Given instruction –
In the entries below, find the line containing "Output a JSON". Copy it and all lines after it, exactly, through the end.

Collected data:
####################

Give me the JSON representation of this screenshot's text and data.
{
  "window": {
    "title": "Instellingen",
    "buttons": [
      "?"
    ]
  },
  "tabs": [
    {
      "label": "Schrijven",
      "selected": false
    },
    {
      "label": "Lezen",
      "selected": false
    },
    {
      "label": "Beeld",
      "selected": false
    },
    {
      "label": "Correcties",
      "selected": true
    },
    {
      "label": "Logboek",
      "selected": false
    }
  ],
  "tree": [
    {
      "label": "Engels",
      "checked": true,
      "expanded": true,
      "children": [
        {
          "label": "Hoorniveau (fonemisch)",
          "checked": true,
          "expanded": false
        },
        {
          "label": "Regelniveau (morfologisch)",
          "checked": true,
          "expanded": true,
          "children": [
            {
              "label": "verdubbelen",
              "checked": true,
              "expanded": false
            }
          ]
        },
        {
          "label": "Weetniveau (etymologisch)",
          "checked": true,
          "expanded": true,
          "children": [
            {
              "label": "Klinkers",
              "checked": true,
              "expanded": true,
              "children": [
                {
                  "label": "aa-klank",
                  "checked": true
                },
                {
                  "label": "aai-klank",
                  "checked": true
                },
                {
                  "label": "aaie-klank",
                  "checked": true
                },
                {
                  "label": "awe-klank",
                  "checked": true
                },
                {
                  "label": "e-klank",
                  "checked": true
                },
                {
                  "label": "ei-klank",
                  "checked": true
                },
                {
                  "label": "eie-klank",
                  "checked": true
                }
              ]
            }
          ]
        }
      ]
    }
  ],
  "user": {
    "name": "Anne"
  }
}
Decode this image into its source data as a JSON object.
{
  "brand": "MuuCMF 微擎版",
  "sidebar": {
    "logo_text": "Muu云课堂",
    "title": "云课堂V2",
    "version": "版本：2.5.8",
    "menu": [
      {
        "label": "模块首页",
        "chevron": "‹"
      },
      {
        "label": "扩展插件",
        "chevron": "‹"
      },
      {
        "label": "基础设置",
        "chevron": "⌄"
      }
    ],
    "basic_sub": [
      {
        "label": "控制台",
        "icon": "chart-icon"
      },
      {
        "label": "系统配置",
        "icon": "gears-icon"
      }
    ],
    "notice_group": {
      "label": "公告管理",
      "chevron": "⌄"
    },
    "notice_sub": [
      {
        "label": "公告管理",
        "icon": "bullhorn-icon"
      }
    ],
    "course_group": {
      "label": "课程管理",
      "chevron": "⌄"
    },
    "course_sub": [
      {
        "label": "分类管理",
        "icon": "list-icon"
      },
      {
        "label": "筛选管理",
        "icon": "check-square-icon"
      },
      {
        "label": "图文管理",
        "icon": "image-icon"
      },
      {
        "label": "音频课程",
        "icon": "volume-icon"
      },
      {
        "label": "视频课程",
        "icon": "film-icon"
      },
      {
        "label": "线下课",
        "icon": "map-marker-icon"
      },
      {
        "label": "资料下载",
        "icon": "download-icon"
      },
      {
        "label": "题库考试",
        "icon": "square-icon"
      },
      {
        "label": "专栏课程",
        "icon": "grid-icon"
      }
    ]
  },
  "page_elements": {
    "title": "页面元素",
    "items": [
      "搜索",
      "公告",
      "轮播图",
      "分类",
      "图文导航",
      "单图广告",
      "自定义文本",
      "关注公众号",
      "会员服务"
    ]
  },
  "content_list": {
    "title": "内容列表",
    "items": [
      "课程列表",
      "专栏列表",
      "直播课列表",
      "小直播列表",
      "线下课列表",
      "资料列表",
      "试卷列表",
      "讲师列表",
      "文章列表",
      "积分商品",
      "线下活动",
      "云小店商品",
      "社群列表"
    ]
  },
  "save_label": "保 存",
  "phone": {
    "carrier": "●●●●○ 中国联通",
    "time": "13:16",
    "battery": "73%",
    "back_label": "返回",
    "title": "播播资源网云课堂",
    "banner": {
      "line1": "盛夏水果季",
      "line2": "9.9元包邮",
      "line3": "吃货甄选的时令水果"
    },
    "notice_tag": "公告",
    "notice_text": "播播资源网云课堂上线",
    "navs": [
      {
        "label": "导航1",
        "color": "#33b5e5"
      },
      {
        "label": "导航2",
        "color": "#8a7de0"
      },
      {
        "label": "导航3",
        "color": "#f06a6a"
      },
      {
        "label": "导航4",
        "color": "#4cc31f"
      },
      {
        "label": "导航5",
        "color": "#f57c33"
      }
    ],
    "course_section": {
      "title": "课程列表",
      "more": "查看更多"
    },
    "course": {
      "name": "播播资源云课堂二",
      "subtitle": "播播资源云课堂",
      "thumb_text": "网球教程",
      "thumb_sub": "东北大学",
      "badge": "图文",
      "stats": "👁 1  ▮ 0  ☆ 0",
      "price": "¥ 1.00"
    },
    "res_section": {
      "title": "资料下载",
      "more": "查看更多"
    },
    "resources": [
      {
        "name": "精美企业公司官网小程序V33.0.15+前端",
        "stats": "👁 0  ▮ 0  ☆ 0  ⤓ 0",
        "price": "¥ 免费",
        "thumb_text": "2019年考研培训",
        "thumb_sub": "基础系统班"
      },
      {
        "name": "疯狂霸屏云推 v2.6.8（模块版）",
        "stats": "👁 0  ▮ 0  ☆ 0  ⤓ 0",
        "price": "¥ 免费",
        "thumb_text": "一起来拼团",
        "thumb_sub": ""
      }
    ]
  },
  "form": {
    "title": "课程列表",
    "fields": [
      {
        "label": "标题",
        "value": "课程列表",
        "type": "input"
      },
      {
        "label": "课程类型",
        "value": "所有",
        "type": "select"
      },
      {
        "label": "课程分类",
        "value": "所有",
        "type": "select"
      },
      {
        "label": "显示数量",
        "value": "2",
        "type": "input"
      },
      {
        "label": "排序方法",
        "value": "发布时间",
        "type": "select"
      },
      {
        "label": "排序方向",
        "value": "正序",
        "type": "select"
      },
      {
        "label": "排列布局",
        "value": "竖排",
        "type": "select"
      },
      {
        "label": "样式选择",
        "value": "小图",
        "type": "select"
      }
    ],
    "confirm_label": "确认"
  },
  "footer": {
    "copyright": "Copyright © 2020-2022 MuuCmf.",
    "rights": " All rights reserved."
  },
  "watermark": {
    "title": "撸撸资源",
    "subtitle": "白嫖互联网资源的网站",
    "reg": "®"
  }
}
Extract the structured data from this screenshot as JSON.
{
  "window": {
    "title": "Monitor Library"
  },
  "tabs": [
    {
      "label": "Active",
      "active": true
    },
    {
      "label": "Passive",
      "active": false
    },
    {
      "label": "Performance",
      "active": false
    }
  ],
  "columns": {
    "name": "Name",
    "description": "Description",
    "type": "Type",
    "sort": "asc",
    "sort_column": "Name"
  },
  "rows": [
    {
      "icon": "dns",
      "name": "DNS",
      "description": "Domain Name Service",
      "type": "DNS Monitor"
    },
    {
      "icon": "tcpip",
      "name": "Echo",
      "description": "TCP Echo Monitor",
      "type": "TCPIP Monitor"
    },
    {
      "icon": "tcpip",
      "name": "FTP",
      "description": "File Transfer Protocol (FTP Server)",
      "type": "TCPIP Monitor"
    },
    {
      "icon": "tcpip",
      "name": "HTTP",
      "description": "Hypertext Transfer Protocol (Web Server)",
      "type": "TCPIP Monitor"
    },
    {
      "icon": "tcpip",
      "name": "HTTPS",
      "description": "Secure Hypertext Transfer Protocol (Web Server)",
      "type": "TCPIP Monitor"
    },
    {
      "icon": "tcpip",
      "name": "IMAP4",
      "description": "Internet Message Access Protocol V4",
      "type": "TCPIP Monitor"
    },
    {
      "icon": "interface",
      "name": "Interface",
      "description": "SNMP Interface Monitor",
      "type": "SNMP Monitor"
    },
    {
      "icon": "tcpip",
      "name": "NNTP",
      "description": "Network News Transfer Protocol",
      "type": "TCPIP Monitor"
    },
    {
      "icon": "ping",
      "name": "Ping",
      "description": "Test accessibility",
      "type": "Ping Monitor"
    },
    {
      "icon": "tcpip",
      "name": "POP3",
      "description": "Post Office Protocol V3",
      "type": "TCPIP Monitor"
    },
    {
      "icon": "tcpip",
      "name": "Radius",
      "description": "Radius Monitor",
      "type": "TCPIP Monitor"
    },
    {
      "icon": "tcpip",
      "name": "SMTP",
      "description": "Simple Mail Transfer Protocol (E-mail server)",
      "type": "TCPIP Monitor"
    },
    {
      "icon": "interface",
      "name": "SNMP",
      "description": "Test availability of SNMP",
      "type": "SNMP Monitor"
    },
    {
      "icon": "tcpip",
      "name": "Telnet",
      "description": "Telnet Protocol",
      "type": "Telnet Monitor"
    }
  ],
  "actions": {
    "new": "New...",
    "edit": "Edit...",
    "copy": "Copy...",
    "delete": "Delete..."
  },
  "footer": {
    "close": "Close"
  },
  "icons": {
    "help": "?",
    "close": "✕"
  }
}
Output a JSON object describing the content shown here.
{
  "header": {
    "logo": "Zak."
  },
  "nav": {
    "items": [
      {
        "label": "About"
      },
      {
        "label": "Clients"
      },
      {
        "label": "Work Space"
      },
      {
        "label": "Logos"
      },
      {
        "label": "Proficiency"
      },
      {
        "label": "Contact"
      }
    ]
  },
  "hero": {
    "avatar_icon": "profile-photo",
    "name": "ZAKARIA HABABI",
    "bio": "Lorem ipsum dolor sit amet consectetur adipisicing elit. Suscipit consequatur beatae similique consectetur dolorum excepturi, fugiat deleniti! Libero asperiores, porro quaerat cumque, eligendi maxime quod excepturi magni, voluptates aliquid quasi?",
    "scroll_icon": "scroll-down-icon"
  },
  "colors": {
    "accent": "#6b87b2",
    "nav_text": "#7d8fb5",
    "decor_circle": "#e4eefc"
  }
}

####################

Exercise output –
Output a JSON object describing the content shown here.
{
  "header": {
    "logo": "Zak."
  },
  "nav": {
    "items": [
      {
        "label": "About"
      },
      {
        "label": "Clients"
      },
      {
        "label": "Work Space"
      },
      {
        "label": "Logos"
      },
      {
        "label": "Proficiency"
      },
      {
        "label": "Contact"
      }
    ]
  },
  "hero": {
    "avatar_icon": "profile-photo",
    "name": "ZAKARIA HABABI",
    "bio": "Lorem ipsum dolor sit amet consectetur adipisicing elit. Suscipit consequatur beatae similique consectetur dolorum excepturi, fugiat deleniti! Libero asperiores, porro quaerat cumque, eligendi maxime quod excepturi magni, voluptates aliquid quasi?",
    "scroll_icon": "scroll-down-icon"
  },
  "colors": {
    "accent": "#6b87b2",
    "nav_text": "#7d8fb5",
    "decor_circle": "#e4eefc"
  }
}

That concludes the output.